Task prompt
Copy the data that follows exactly. Include no pictures.

(Rows from a dataset)
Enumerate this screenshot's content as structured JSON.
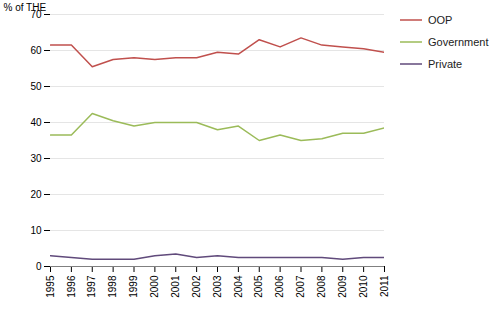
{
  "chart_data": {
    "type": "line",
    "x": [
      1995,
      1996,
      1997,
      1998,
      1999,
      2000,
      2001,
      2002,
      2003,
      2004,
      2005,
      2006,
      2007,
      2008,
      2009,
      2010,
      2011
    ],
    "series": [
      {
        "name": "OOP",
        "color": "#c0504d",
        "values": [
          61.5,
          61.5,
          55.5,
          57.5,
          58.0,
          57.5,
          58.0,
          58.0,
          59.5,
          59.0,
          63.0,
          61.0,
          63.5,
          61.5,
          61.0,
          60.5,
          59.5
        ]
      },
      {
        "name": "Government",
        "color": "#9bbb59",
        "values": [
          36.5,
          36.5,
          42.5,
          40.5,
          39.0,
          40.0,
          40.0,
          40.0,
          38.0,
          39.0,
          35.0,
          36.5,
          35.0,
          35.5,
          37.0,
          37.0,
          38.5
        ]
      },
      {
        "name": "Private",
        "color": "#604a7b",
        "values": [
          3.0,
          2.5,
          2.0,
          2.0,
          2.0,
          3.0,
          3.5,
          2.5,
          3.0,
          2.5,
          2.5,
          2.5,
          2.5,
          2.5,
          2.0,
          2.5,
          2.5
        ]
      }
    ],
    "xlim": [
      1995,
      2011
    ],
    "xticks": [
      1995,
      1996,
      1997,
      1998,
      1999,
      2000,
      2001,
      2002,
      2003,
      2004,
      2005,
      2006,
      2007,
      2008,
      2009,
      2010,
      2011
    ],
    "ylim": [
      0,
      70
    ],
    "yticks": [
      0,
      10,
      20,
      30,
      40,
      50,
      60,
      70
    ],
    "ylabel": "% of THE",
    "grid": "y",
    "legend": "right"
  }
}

Output for this task
Enumerate this screenshot's content as structured JSON.
{
  "chart_data": {
    "type": "line",
    "x": [
      1995,
      1996,
      1997,
      1998,
      1999,
      2000,
      2001,
      2002,
      2003,
      2004,
      2005,
      2006,
      2007,
      2008,
      2009,
      2010,
      2011
    ],
    "series": [
      {
        "name": "OOP",
        "color": "#c0504d",
        "values": [
          61.5,
          61.5,
          55.5,
          57.5,
          58.0,
          57.5,
          58.0,
          58.0,
          59.5,
          59.0,
          63.0,
          61.0,
          63.5,
          61.5,
          61.0,
          60.5,
          59.5
        ]
      },
      {
        "name": "Government",
        "color": "#9bbb59",
        "values": [
          36.5,
          36.5,
          42.5,
          40.5,
          39.0,
          40.0,
          40.0,
          40.0,
          38.0,
          39.0,
          35.0,
          36.5,
          35.0,
          35.5,
          37.0,
          37.0,
          38.5
        ]
      },
      {
        "name": "Private",
        "color": "#604a7b",
        "values": [
          3.0,
          2.5,
          2.0,
          2.0,
          2.0,
          3.0,
          3.5,
          2.5,
          3.0,
          2.5,
          2.5,
          2.5,
          2.5,
          2.5,
          2.0,
          2.5,
          2.5
        ]
      }
    ],
    "xlim": [
      1995,
      2011
    ],
    "xticks": [
      1995,
      1996,
      1997,
      1998,
      1999,
      2000,
      2001,
      2002,
      2003,
      2004,
      2005,
      2006,
      2007,
      2008,
      2009,
      2010,
      2011
    ],
    "ylim": [
      0,
      70
    ],
    "yticks": [
      0,
      10,
      20,
      30,
      40,
      50,
      60,
      70
    ],
    "ylabel": "% of THE",
    "grid": "y",
    "legend": "right"
  }
}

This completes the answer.